Sometimes electricity is just not where you need it, especially in big rooms and older houses. Floor outlets may be the perfect way to solve the problem.

If you want to add a floor outlet to your home, consider the structure. If you're looking at a first-floor installation with a wooden subfloor over an unfinished basement, then it's relatively straightforward. If you're looking at a second-floor installation, you'll need to consider drywall work.

There are two parts to this project. One is cutting a hole in the floor and seating the receptacle box. The second is running electrical to the box. Cutting in and mounting the steel outlet box only requires basic carpentry skills. However, the electrical work will require you to assess a circuit load, run wire, and connect the receptacle. Many DIYers aren't fully comfortable with that much electrical work. If that's you, don't hesitate to contact a licensed electrician to run power to your installed box.

It's also likely that the electrical work will require you to pull a permit. Contact your local building department to find out if this applies to you. A permit fee is a small price to pay for the assurance that the wiring is safe, and you might even get some free advice from the inspector.

### Raw records
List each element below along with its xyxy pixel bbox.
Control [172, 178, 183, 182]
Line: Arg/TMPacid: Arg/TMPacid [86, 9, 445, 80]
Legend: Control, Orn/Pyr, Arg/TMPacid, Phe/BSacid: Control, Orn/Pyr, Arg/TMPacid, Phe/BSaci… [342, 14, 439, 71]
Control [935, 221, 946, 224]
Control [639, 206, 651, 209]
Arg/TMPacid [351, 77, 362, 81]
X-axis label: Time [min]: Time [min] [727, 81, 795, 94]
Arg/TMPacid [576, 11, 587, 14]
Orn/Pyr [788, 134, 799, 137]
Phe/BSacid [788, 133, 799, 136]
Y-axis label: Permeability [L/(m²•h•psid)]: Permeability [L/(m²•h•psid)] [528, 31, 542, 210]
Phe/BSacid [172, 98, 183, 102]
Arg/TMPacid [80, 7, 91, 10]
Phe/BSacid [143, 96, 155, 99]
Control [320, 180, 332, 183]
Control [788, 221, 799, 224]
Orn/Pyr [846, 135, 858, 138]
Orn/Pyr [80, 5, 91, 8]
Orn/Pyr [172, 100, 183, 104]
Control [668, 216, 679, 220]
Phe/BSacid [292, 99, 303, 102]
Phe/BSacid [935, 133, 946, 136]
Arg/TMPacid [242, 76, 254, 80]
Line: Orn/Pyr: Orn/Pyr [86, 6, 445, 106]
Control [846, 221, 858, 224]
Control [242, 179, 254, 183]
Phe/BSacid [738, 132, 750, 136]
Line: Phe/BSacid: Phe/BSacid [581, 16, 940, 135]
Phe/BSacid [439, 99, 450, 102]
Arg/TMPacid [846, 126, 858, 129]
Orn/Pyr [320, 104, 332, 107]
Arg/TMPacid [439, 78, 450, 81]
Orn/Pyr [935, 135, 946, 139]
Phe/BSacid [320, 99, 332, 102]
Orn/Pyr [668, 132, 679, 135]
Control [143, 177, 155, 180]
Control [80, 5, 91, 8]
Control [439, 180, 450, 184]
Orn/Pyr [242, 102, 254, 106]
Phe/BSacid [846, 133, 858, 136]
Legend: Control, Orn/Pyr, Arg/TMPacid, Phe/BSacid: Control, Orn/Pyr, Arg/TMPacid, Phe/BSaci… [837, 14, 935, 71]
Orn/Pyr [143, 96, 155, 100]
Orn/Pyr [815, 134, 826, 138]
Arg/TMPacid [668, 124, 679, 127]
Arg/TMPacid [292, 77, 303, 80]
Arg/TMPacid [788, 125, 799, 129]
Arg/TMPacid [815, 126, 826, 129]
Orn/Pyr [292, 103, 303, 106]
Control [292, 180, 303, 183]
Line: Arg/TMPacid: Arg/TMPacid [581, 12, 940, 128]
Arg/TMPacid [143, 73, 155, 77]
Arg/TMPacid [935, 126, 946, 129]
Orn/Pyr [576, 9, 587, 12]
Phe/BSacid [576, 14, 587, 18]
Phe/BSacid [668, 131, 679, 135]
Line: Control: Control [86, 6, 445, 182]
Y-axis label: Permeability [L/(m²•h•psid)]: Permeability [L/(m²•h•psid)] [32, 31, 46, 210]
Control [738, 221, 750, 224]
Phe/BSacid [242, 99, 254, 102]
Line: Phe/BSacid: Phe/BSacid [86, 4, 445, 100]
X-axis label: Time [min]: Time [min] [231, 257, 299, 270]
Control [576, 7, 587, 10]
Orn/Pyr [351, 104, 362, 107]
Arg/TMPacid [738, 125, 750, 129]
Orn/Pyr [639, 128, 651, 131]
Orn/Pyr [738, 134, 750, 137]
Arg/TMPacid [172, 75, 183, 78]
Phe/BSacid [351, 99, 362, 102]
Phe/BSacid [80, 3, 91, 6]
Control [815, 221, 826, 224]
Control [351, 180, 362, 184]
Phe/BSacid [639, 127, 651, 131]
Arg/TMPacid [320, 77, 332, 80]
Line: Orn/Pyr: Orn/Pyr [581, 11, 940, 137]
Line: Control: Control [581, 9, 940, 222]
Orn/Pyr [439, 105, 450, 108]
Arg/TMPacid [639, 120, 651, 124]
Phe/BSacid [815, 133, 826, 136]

### Goal of the exercise
Please write out the floor outlet text again, everything from "If you want" down to "your installed box.", switching "box" to "enclosure" each time it appears.

### The reply
If you want to add a floor outlet to your home, consider the structure. If you're looking at a first-floor installation with a wooden subfloor over an unfinished basement, then it's relatively straightforward. If you're looking at a second-floor installation, you'll need to consider drywall work.

There are two parts to this project. One is cutting a hole in the floor and seating the receptacle enclosure. The second is running electrical to the enclosure. Cutting in and mounting the steel outlet enclosure only requires basic carpentry skills. However, the electrical work will require you to assess a circuit load, run wire, and connect the receptacle. Many DIYers aren't fully comfortable with that much electrical work. If that's you, don't hesitate to contact a licensed electrician to run power to your installed enclosure.